## Work to complete
Identify each line in the records below that contains the word "המדינה", and copy it.

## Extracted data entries
● ● ● ● ●
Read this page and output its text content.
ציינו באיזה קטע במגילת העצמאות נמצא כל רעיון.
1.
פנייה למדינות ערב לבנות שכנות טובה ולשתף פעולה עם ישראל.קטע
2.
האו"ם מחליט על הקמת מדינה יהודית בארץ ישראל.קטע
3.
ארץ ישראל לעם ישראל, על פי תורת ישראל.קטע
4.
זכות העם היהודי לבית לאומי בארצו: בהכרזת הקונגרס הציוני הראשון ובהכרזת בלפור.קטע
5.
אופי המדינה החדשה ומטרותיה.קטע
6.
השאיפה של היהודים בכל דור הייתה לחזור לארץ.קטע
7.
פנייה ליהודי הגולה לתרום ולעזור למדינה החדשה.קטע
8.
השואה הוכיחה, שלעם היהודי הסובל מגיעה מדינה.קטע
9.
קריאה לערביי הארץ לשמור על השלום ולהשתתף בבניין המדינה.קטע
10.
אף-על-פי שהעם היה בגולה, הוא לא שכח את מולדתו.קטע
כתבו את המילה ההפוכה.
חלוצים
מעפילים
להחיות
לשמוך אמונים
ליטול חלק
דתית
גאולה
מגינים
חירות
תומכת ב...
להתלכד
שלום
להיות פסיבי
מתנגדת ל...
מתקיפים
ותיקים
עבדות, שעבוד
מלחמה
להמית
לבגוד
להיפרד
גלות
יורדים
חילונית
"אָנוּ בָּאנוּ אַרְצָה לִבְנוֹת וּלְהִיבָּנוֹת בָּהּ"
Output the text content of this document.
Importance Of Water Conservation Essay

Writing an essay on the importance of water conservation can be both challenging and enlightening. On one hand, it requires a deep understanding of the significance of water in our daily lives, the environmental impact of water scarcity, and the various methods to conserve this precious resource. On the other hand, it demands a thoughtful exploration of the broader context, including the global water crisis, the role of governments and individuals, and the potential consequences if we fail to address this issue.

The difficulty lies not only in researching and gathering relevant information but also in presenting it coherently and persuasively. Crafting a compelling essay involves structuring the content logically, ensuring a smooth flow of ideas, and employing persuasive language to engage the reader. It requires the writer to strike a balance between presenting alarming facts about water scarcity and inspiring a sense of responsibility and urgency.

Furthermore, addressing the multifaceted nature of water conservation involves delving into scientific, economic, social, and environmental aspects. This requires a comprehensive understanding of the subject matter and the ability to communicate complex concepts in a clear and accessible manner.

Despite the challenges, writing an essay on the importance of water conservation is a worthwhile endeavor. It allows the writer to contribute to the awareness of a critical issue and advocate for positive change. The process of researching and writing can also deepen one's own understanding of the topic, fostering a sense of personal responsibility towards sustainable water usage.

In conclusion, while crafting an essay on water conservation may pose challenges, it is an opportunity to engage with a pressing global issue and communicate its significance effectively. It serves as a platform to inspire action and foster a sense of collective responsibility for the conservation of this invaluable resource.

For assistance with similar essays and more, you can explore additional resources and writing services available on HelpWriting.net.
● ● ● ● ●
## Exercise solution
אופי המדינה החדשה ומטרותיה.קטע
קריאה לערביי הארץ לשמור על השלום ולהשתתף בבניין המדינה.קטע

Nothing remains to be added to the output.